# EXCERPTED PASSAGE
-------------------------

|Elliott Sound Products||Project 160|
Every so often, you'll find a need for a low power amplifier. It usually won't need to be anything special, but it will usually have to be cheap and easy to build. Uses range from signal tracers, workshop monitor amps (to listen to distortion residuals for example), or just a simple project for the fun of it. The National Semiconductor LM386, LM380 and LM384 ICs have been with us for a long time, and are well suited to simple projects that can be up and running in an afternoon.
None are anything special, and they are fairly low power (the LM386 is only rated for 300mW into 8 ohms). Distortion is acceptable at around 0.2% (at 125mW for the LM386, or at 2W for the LM380). These are certainly not hi-fi by any stretch of the imagination, but they are fine for a utility amplifier where a bit of distortion is unlikely to be a deal-breaker. The LM384 can (allegedly) provide up to 5W, but don't count on it.
There's no doubt that a small amp with similar performance can be made using an opamp and a couple of transistors, but the total cost and component count will be a great deal higher than will be the case with one of these ICs. There is (of course) a down side, and that's the heatsink needed for the LM380/384. They can be run without a heatsink, but only for low power output, and care is needed to ensure the IC doesn't overheat. The LM380/384 have over-temperature shutdown, but don't count on it.

-------------------------

# EXERCISE SET
(1) According to the amplifier article, what power rating does the LM386 have?
(2) Write out the amplifier article word for word from "There's no doubt" to "shutdown, but don't count on it.".

-------------------------

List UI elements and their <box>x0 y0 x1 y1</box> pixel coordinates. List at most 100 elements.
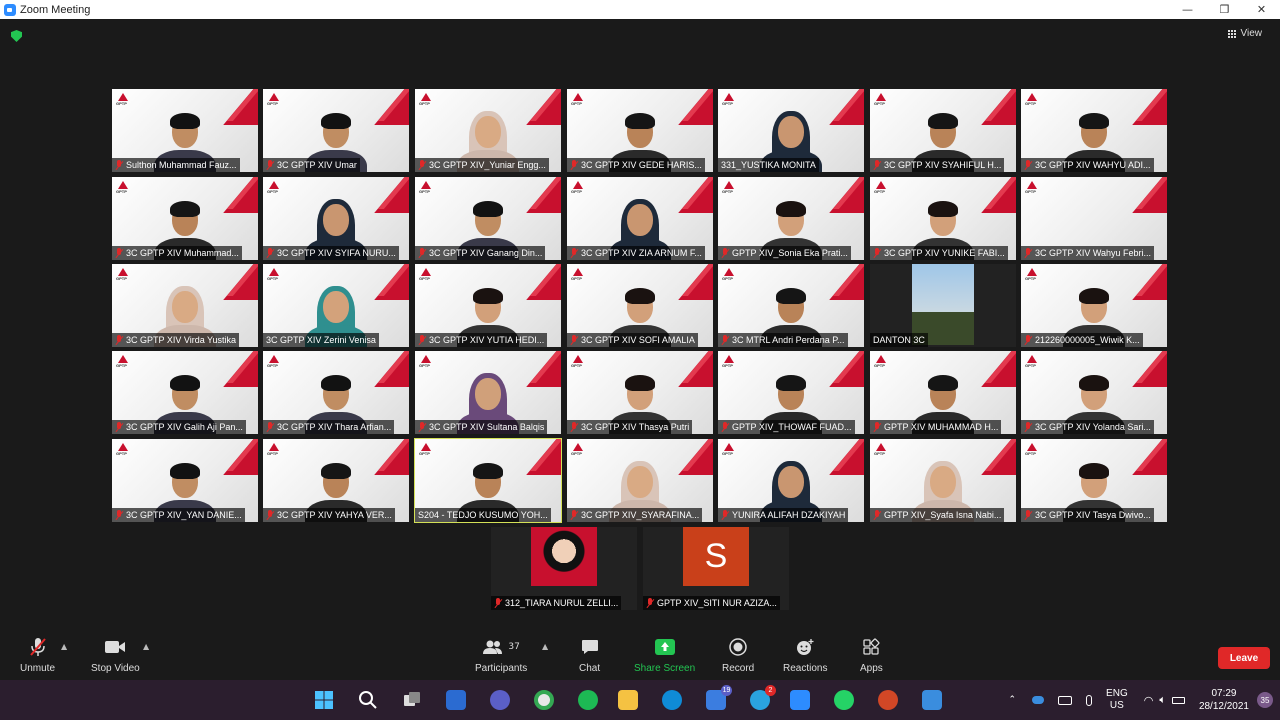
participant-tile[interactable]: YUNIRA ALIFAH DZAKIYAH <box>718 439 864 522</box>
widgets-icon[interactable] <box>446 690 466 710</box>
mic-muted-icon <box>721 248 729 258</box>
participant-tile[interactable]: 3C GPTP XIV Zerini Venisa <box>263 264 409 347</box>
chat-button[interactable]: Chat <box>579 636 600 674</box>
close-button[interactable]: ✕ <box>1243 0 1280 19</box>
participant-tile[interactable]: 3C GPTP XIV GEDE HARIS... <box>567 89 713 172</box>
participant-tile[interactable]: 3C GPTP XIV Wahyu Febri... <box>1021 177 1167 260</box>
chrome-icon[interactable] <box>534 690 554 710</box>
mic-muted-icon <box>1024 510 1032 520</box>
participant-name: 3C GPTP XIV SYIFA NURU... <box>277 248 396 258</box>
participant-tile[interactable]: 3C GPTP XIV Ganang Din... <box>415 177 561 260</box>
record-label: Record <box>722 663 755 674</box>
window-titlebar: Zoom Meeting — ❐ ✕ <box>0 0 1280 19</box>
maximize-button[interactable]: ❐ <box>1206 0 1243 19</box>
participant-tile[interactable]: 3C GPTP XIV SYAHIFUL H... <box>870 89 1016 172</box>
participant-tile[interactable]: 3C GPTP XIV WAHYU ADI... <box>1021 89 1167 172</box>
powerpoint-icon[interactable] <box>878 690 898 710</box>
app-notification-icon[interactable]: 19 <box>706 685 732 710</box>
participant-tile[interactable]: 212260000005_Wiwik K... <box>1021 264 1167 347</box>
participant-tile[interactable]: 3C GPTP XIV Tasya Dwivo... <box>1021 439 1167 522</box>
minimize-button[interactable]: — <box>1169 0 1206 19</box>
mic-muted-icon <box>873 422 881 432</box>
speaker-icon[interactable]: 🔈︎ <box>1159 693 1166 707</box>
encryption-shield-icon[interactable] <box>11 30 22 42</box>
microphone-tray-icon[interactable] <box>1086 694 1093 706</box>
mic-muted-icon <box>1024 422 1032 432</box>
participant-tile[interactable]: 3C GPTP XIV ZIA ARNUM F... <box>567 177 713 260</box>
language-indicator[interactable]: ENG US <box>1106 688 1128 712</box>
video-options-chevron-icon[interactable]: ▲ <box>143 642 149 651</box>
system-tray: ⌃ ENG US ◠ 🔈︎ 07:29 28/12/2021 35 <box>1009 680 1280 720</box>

-------------------------

# RESULTS OF THE TASKS
(1) 300mW into 8 ohms.

(2)
There's no doubt that a small amp with similar performance can be made using an opamp and a couple of transistors, but the total cost and component count will be a great deal higher than will be the case with one of these ICs. There is (of course) a down side, and that's the heatsink needed for the LM380/384. They can be run without a heatsink, but only for low power output, and care is needed to ensure the IC doesn't overheat. The LM380/384 have over-temperature shutdown, but don't count on it.